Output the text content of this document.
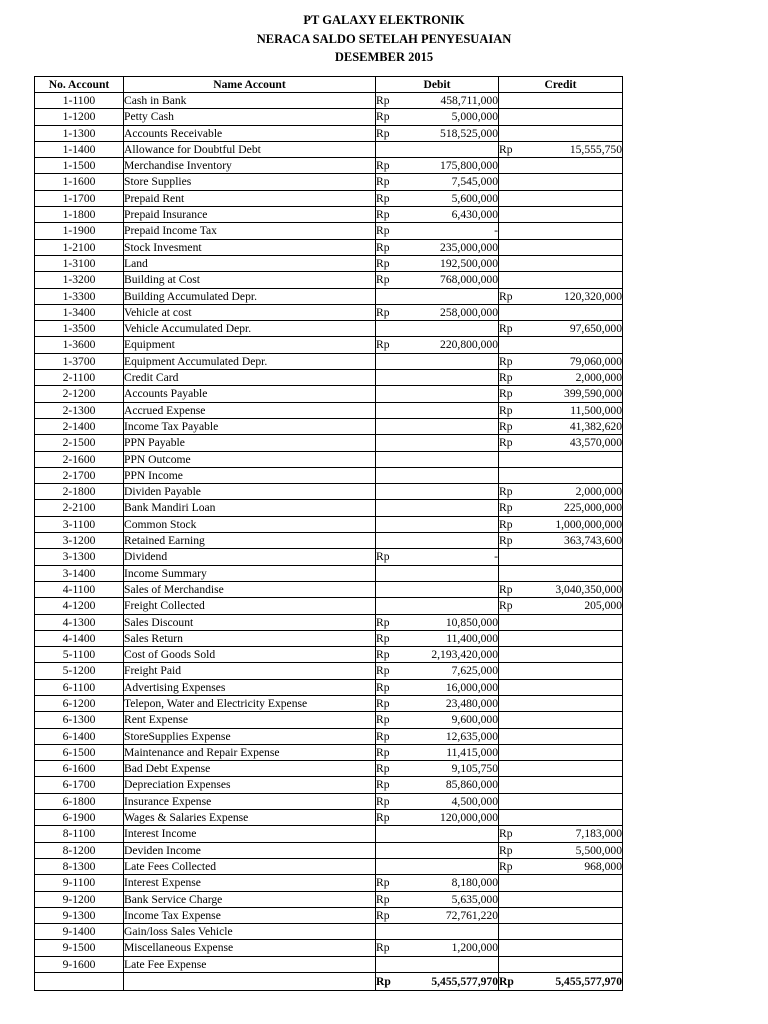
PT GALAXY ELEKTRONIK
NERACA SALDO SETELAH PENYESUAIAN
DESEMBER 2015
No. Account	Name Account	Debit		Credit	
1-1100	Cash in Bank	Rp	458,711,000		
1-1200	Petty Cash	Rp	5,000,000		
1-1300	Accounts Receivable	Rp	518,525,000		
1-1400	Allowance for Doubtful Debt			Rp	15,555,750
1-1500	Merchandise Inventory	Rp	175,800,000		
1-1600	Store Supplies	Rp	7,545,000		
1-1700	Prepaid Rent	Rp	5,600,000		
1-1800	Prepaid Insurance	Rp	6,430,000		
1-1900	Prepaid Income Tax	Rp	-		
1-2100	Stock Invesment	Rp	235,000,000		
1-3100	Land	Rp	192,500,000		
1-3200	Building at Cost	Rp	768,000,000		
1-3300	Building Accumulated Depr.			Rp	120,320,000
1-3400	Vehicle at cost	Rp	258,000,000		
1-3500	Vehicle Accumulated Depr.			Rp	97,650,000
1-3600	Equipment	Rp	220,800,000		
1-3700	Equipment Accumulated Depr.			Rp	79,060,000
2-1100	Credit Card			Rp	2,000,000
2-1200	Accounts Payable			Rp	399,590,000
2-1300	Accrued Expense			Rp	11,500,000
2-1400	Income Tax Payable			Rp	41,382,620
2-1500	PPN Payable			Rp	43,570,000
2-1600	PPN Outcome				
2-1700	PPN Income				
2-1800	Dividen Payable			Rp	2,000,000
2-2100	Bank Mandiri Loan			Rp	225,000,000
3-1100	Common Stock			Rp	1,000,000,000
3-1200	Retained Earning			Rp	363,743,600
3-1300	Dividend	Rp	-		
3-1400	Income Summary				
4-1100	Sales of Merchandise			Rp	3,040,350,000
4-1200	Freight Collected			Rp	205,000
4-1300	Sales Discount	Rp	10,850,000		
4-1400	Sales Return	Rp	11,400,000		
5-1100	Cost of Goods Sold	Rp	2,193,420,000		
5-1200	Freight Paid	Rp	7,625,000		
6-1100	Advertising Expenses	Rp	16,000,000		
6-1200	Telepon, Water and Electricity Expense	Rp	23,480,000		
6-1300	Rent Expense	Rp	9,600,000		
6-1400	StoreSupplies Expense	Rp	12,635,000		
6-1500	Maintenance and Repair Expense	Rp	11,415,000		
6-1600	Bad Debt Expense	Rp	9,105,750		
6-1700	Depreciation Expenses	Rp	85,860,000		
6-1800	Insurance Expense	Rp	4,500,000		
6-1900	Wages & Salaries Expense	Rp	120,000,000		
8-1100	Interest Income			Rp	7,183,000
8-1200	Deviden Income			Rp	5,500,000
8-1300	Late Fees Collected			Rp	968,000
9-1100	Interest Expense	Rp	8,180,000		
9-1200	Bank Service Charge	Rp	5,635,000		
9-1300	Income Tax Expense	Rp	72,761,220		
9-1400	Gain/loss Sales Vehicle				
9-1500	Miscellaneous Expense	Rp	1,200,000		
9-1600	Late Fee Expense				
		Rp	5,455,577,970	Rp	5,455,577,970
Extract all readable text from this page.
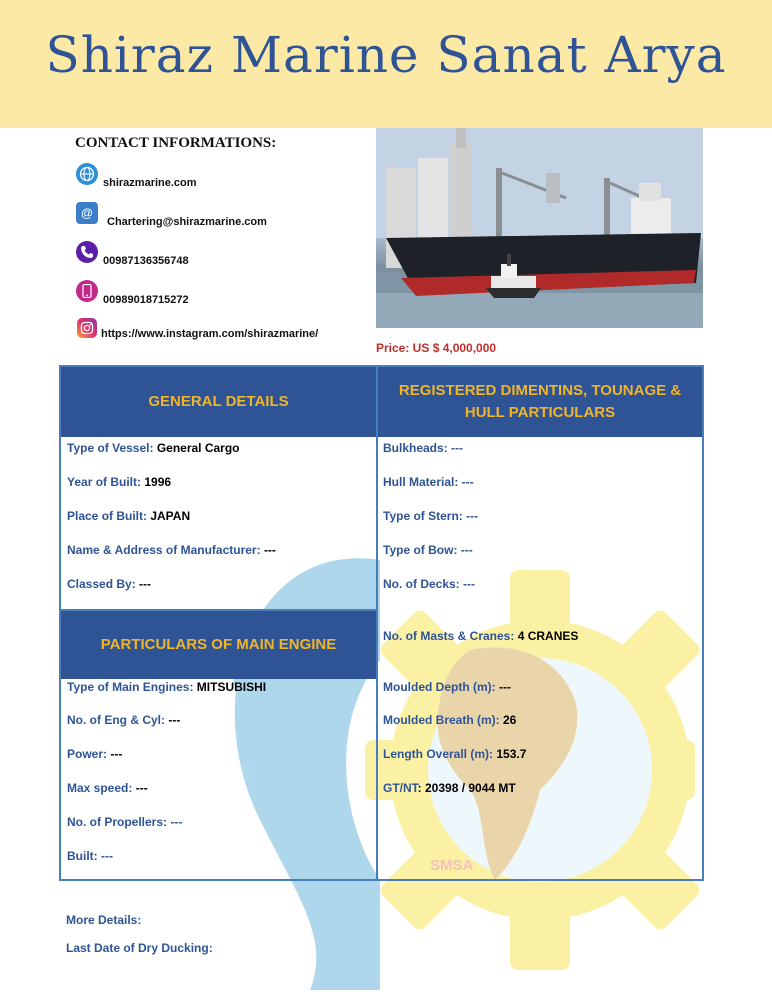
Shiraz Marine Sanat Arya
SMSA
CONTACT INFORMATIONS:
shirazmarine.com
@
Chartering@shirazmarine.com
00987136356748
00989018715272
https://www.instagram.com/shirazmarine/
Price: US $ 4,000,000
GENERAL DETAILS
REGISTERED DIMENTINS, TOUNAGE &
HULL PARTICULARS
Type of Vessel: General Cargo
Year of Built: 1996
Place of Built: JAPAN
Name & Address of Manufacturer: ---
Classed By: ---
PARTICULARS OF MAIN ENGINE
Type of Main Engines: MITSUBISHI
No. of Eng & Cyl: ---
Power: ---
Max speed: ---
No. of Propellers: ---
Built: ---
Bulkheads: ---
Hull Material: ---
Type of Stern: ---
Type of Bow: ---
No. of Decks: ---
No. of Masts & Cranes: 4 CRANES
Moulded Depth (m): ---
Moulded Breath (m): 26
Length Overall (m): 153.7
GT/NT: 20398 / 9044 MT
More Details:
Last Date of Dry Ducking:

-- TASK --
Begin with the line that contains "Extract all readable text from this page." and repeat every line through the end of the data, exactly and only those lines, leaving out the pictures.

-- EXERCISE SOLUTION --
Extract all readable text from this page.
Shiraz Marine Sanat Arya
SMSA
CONTACT INFORMATIONS:
shirazmarine.com
@
Chartering@shirazmarine.com
00987136356748
00989018715272
https://www.instagram.com/shirazmarine/
Price: US $ 4,000,000
GENERAL DETAILS
REGISTERED DIMENTINS, TOUNAGE &
HULL PARTICULARS
Type of Vessel: General Cargo
Year of Built: 1996
Place of Built: JAPAN
Name & Address of Manufacturer: ---
Classed By: ---
PARTICULARS OF MAIN ENGINE
Type of Main Engines: MITSUBISHI
No. of Eng & Cyl: ---
Power: ---
Max speed: ---
No. of Propellers: ---
Built: ---
Bulkheads: ---
Hull Material: ---
Type of Stern: ---
Type of Bow: ---
No. of Decks: ---
No. of Masts & Cranes: 4 CRANES
Moulded Depth (m): ---
Moulded Breath (m): 26
Length Overall (m): 153.7
GT/NT: 20398 / 9044 MT
More Details:
Last Date of Dry Ducking:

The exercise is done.